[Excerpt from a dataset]
------------

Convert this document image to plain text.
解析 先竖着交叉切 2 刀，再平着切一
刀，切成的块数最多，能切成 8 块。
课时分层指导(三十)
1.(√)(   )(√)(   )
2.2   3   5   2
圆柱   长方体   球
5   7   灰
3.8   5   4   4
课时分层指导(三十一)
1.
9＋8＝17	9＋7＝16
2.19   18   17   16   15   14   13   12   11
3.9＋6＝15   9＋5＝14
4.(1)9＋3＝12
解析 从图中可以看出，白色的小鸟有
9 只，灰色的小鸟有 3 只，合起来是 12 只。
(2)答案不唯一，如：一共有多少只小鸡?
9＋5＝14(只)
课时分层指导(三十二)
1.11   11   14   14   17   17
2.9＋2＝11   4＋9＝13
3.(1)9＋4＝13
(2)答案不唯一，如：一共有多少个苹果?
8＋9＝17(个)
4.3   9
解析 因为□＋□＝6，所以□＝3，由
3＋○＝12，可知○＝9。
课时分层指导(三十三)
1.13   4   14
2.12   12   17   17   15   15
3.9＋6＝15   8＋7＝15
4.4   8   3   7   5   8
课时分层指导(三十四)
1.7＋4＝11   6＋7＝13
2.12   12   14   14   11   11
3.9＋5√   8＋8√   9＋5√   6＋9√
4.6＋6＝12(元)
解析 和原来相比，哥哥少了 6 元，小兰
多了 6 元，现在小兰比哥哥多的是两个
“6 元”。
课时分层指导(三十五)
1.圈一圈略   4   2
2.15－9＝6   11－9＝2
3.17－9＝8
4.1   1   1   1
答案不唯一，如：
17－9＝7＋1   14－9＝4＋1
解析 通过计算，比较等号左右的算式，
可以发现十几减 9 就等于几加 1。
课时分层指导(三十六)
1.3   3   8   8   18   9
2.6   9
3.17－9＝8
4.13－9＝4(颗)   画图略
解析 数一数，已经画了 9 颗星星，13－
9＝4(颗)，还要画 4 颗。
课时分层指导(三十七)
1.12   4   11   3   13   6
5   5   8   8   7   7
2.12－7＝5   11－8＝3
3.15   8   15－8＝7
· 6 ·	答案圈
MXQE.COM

------------

# [Task requirements]
Reproduce the full listing above, character for character.

# [Response below]
Convert this document image to plain text.
解析 先竖着交叉切 2 刀，再平着切一
刀，切成的块数最多，能切成 8 块。
课时分层指导(三十)
1.(√)(   )(√)(   )
2.2   3   5   2
圆柱   长方体   球
5   7   灰
3.8   5   4   4
课时分层指导(三十一)
1.
9＋8＝17	9＋7＝16
2.19   18   17   16   15   14   13   12   11
3.9＋6＝15   9＋5＝14
4.(1)9＋3＝12
解析 从图中可以看出，白色的小鸟有
9 只，灰色的小鸟有 3 只，合起来是 12 只。
(2)答案不唯一，如：一共有多少只小鸡?
9＋5＝14(只)
课时分层指导(三十二)
1.11   11   14   14   17   17
2.9＋2＝11   4＋9＝13
3.(1)9＋4＝13
(2)答案不唯一，如：一共有多少个苹果?
8＋9＝17(个)
4.3   9
解析 因为□＋□＝6，所以□＝3，由
3＋○＝12，可知○＝9。
课时分层指导(三十三)
1.13   4   14
2.12   12   17   17   15   15
3.9＋6＝15   8＋7＝15
4.4   8   3   7   5   8
课时分层指导(三十四)
1.7＋4＝11   6＋7＝13
2.12   12   14   14   11   11
3.9＋5√   8＋8√   9＋5√   6＋9√
4.6＋6＝12(元)
解析 和原来相比，哥哥少了 6 元，小兰
多了 6 元，现在小兰比哥哥多的是两个
“6 元”。
课时分层指导(三十五)
1.圈一圈略   4   2
2.15－9＝6   11－9＝2
3.17－9＝8
4.1   1   1   1
答案不唯一，如：
17－9＝7＋1   14－9＝4＋1
解析 通过计算，比较等号左右的算式，
可以发现十几减 9 就等于几加 1。
课时分层指导(三十六)
1.3   3   8   8   18   9
2.6   9
3.17－9＝8
4.13－9＝4(颗)   画图略
解析 数一数，已经画了 9 颗星星，13－
9＝4(颗)，还要画 4 颗。
课时分层指导(三十七)
1.12   4   11   3   13   6
5   5   8   8   7   7
2.12－7＝5   11－8＝3
3.15   8   15－8＝7
· 6 ·	答案圈
MXQE.COM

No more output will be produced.